Extracted records
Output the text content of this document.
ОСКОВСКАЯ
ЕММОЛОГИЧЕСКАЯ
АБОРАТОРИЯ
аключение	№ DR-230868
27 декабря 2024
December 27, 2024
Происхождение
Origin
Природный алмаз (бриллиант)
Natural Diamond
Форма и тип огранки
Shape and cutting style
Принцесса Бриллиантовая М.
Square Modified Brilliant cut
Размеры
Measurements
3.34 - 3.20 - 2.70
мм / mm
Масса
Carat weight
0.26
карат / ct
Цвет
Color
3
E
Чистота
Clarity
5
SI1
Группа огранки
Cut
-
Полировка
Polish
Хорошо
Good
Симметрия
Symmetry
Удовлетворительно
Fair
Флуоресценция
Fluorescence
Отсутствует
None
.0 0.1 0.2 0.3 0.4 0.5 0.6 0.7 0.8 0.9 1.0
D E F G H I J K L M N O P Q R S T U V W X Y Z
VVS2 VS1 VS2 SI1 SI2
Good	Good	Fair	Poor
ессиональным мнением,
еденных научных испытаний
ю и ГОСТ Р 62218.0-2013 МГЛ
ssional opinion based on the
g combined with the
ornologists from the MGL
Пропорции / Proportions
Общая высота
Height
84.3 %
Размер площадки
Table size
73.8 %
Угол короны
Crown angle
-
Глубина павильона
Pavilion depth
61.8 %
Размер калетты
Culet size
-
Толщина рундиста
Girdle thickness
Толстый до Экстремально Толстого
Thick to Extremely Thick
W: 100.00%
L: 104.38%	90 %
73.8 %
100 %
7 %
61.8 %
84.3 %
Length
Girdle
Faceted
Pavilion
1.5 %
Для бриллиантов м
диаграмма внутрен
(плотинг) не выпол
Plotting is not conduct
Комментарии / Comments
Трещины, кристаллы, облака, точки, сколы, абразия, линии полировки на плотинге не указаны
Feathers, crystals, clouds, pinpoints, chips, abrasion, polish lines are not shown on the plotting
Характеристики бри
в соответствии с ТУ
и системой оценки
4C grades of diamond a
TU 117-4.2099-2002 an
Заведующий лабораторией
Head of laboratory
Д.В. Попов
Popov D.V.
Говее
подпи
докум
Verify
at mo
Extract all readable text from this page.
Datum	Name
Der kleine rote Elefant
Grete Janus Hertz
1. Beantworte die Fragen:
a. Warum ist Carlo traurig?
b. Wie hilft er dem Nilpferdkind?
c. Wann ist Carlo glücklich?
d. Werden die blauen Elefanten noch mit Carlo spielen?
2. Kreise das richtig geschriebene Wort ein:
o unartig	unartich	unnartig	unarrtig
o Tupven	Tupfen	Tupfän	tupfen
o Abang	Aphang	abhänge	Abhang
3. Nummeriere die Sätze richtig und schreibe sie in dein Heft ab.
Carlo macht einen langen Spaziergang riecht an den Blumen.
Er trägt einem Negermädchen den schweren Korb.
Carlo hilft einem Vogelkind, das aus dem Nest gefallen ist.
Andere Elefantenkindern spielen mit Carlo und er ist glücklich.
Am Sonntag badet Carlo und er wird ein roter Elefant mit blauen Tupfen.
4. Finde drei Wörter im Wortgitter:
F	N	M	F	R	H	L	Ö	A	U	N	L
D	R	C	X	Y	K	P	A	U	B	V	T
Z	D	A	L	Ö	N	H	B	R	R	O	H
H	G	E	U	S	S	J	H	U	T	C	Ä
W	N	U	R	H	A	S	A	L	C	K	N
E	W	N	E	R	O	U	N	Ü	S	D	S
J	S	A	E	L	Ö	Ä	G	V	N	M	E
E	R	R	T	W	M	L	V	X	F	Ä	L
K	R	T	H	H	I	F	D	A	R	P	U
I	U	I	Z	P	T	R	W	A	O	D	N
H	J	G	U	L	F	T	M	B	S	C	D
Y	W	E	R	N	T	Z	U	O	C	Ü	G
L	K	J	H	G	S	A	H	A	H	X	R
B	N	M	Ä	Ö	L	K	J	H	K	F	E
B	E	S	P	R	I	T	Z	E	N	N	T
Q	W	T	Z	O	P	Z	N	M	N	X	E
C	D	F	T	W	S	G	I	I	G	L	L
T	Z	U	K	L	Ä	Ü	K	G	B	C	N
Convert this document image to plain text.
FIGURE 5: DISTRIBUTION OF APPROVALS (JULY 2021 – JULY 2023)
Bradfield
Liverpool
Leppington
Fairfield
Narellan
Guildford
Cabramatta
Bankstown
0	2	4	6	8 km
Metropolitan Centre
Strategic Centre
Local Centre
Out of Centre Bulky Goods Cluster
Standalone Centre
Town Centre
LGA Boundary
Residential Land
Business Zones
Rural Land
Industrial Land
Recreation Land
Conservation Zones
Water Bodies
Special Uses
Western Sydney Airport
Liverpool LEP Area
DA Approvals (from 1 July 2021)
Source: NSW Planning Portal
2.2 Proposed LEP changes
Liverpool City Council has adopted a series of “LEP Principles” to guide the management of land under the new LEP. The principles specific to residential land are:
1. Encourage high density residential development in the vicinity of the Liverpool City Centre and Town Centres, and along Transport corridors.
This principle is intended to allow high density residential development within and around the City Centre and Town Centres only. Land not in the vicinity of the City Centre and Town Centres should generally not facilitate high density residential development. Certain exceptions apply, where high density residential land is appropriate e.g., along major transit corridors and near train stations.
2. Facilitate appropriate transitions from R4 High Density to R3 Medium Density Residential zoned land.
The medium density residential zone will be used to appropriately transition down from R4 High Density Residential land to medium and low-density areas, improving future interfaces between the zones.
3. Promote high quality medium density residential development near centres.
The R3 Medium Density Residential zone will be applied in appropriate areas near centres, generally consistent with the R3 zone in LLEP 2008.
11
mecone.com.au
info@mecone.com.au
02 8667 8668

- _What is required_
Print the records above exactly as they appear.

- _Output below_
Output the text content of this document.
ОСКОВСКАЯ
ЕММОЛОГИЧЕСКАЯ
АБОРАТОРИЯ
аключение	№ DR-230868
27 декабря 2024
December 27, 2024
Происхождение
Origin
Природный алмаз (бриллиант)
Natural Diamond
Форма и тип огранки
Shape and cutting style
Принцесса Бриллиантовая М.
Square Modified Brilliant cut
Размеры
Measurements
3.34 - 3.20 - 2.70
мм / mm
Масса
Carat weight
0.26
карат / ct
Цвет
Color
3
E
Чистота
Clarity
5
SI1
Группа огранки
Cut
-
Полировка
Polish
Хорошо
Good
Симметрия
Symmetry
Удовлетворительно
Fair
Флуоресценция
Fluorescence
Отсутствует
None
.0 0.1 0.2 0.3 0.4 0.5 0.6 0.7 0.8 0.9 1.0
D E F G H I J K L M N O P Q R S T U V W X Y Z
VVS2 VS1 VS2 SI1 SI2
Good	Good	Fair	Poor
ессиональным мнением,
еденных научных испытаний
ю и ГОСТ Р 62218.0-2013 МГЛ
ssional opinion based on the
g combined with the
ornologists from the MGL
Пропорции / Proportions
Общая высота
Height
84.3 %
Размер площадки
Table size
73.8 %
Угол короны
Crown angle
-
Глубина павильона
Pavilion depth
61.8 %
Размер калетты
Culet size
-
Толщина рундиста
Girdle thickness
Толстый до Экстремально Толстого
Thick to Extremely Thick
W: 100.00%
L: 104.38%	90 %
73.8 %
100 %
7 %
61.8 %
84.3 %
Length
Girdle
Faceted
Pavilion
1.5 %
Для бриллиантов м
диаграмма внутрен
(плотинг) не выпол
Plotting is not conduct
Комментарии / Comments
Трещины, кристаллы, облака, точки, сколы, абразия, линии полировки на плотинге не указаны
Feathers, crystals, clouds, pinpoints, chips, abrasion, polish lines are not shown on the plotting
Характеристики бри
в соответствии с ТУ
и системой оценки
4C grades of diamond a
TU 117-4.2099-2002 an
Заведующий лабораторией
Head of laboratory
Д.В. Попов
Popov D.V.
Говее
подпи
докум
Verify
at mo
Extract all readable text from this page.
Datum	Name
Der kleine rote Elefant
Grete Janus Hertz
1. Beantworte die Fragen:
a. Warum ist Carlo traurig?
b. Wie hilft er dem Nilpferdkind?
c. Wann ist Carlo glücklich?
d. Werden die blauen Elefanten noch mit Carlo spielen?
2. Kreise das richtig geschriebene Wort ein:
o unartig	unartich	unnartig	unarrtig
o Tupven	Tupfen	Tupfän	tupfen
o Abang	Aphang	abhänge	Abhang
3. Nummeriere die Sätze richtig und schreibe sie in dein Heft ab.
Carlo macht einen langen Spaziergang riecht an den Blumen.
Er trägt einem Negermädchen den schweren Korb.
Carlo hilft einem Vogelkind, das aus dem Nest gefallen ist.
Andere Elefantenkindern spielen mit Carlo und er ist glücklich.
Am Sonntag badet Carlo und er wird ein roter Elefant mit blauen Tupfen.
4. Finde drei Wörter im Wortgitter:
F	N	M	F	R	H	L	Ö	A	U	N	L
D	R	C	X	Y	K	P	A	U	B	V	T
Z	D	A	L	Ö	N	H	B	R	R	O	H
H	G	E	U	S	S	J	H	U	T	C	Ä
W	N	U	R	H	A	S	A	L	C	K	N
E	W	N	E	R	O	U	N	Ü	S	D	S
J	S	A	E	L	Ö	Ä	G	V	N	M	E
E	R	R	T	W	M	L	V	X	F	Ä	L
K	R	T	H	H	I	F	D	A	R	P	U
I	U	I	Z	P	T	R	W	A	O	D	N
H	J	G	U	L	F	T	M	B	S	C	D
Y	W	E	R	N	T	Z	U	O	C	Ü	G
L	K	J	H	G	S	A	H	A	H	X	R
B	N	M	Ä	Ö	L	K	J	H	K	F	E
B	E	S	P	R	I	T	Z	E	N	N	T
Q	W	T	Z	O	P	Z	N	M	N	X	E
C	D	F	T	W	S	G	I	I	G	L	L
T	Z	U	K	L	Ä	Ü	K	G	B	C	N
Convert this document image to plain text.
FIGURE 5: DISTRIBUTION OF APPROVALS (JULY 2021 – JULY 2023)
Bradfield
Liverpool
Leppington
Fairfield
Narellan
Guildford
Cabramatta
Bankstown
0	2	4	6	8 km
Metropolitan Centre
Strategic Centre
Local Centre
Out of Centre Bulky Goods Cluster
Standalone Centre
Town Centre
LGA Boundary
Residential Land
Business Zones
Rural Land
Industrial Land
Recreation Land
Conservation Zones
Water Bodies
Special Uses
Western Sydney Airport
Liverpool LEP Area
DA Approvals (from 1 July 2021)
Source: NSW Planning Portal
2.2 Proposed LEP changes
Liverpool City Council has adopted a series of “LEP Principles” to guide the management of land under the new LEP. The principles specific to residential land are:
1. Encourage high density residential development in the vicinity of the Liverpool City Centre and Town Centres, and along Transport corridors.
This principle is intended to allow high density residential development within and around the City Centre and Town Centres only. Land not in the vicinity of the City Centre and Town Centres should generally not facilitate high density residential development. Certain exceptions apply, where high density residential land is appropriate e.g., along major transit corridors and near train stations.
2. Facilitate appropriate transitions from R4 High Density to R3 Medium Density Residential zoned land.
The medium density residential zone will be used to appropriately transition down from R4 High Density Residential land to medium and low-density areas, improving future interfaces between the zones.
3. Promote high quality medium density residential development near centres.
The R3 Medium Density Residential zone will be applied in appropriate areas near centres, generally consistent with the R3 zone in LLEP 2008.
11
mecone.com.au
info@mecone.com.au
02 8667 8668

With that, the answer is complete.